* Begin Excerpted records *
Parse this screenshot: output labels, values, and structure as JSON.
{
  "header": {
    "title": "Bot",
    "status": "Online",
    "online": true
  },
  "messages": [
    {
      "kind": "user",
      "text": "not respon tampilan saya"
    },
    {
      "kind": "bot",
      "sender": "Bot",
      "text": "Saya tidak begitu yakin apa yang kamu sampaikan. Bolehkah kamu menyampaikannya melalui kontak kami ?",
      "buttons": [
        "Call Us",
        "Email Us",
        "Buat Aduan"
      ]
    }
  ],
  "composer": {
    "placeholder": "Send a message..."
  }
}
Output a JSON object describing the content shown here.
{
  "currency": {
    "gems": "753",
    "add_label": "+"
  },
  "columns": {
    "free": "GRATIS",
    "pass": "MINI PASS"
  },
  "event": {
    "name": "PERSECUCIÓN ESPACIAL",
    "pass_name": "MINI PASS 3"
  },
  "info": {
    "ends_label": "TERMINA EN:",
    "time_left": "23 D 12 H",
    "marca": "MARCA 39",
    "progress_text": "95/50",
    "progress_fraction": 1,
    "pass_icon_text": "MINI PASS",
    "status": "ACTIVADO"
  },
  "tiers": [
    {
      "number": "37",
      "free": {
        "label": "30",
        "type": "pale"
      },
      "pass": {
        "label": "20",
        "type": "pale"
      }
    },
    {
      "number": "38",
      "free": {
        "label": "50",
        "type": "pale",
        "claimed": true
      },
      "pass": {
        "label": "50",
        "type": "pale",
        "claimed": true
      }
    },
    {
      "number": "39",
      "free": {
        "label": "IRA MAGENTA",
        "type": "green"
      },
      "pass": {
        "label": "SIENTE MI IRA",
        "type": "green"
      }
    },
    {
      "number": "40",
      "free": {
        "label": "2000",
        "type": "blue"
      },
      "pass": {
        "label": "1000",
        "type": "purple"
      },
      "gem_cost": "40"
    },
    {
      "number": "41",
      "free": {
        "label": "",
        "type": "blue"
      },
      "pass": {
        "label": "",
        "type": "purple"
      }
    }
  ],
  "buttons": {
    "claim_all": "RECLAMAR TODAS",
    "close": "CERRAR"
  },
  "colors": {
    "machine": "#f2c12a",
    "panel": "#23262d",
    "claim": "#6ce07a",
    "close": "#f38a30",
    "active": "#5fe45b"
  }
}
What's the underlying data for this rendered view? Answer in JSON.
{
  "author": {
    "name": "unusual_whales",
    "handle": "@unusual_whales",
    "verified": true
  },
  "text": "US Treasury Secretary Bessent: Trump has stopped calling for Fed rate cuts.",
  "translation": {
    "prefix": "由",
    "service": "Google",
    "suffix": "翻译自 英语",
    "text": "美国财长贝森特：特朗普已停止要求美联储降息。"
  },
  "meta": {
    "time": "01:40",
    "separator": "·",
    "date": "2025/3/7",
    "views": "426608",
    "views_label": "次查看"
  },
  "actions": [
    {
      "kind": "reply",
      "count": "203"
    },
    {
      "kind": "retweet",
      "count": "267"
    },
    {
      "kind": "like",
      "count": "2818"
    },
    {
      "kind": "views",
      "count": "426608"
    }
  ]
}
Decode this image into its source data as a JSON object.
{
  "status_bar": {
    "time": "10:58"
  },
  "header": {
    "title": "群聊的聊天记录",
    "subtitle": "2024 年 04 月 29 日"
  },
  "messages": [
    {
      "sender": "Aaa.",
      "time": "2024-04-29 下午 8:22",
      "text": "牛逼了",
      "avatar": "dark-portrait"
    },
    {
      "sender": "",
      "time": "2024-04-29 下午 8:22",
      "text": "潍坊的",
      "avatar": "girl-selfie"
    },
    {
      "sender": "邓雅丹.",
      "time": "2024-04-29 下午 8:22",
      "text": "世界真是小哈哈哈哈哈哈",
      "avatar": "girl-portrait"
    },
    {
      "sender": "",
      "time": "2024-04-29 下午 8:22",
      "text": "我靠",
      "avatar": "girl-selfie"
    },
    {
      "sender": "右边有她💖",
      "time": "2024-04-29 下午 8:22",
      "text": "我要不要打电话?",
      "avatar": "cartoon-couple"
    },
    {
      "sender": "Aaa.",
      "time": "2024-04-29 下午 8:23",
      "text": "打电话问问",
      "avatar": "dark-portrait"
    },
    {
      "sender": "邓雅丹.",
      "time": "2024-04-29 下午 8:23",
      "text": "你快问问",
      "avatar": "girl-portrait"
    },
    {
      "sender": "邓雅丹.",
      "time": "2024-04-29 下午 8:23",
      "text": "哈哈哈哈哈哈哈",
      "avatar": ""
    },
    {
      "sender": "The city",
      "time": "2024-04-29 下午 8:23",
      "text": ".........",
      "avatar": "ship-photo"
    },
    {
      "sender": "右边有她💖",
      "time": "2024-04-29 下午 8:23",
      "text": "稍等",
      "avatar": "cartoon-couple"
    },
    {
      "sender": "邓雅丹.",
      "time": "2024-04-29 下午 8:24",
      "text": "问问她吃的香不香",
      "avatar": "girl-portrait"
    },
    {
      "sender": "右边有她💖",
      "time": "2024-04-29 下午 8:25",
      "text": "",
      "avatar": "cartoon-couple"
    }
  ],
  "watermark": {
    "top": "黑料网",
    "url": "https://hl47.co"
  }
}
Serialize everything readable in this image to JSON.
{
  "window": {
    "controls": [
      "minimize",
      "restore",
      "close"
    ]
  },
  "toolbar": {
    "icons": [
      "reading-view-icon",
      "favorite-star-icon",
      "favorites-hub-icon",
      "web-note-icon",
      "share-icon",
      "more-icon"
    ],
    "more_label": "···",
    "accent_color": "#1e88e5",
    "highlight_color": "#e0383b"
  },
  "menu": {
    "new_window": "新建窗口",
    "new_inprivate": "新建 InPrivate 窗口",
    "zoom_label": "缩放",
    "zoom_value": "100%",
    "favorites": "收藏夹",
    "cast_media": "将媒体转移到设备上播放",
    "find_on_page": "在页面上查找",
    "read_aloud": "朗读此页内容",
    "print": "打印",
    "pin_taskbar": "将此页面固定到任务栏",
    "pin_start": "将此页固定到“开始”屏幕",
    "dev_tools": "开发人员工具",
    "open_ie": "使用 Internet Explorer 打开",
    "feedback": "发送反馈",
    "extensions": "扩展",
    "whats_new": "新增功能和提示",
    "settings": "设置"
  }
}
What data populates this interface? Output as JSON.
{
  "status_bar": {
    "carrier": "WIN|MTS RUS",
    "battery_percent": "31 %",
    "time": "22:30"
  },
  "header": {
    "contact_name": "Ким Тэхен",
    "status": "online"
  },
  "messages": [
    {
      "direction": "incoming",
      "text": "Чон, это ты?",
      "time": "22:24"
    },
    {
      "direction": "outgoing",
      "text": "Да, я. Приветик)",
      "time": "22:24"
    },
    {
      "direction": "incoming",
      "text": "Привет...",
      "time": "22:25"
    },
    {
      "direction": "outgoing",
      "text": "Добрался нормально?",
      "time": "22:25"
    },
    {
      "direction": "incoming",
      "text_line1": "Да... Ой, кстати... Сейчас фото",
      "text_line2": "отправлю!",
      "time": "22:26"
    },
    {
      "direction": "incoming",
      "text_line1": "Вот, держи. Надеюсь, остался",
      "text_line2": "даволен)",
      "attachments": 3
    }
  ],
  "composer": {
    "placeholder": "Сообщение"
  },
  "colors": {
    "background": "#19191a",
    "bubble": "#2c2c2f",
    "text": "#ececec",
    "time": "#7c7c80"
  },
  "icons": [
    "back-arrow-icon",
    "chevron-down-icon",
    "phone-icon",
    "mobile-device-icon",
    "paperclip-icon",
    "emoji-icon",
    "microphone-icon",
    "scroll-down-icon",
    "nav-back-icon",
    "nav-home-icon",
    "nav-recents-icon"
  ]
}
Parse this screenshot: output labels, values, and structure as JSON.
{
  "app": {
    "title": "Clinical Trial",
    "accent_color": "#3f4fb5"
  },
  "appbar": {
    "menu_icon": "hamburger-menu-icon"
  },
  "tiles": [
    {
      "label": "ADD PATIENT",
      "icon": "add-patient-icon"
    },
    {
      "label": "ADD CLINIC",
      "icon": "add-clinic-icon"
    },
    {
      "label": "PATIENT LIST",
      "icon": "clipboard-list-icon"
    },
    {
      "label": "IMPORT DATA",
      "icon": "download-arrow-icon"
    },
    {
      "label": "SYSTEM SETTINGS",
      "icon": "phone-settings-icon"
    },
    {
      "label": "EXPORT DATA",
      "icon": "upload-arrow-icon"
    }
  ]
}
* End Excerpted records *
* [Goal of the exercise]:
Compute the number of lines above that contain the string "image". Reply with that value only.

* [Output for this exercise]:
2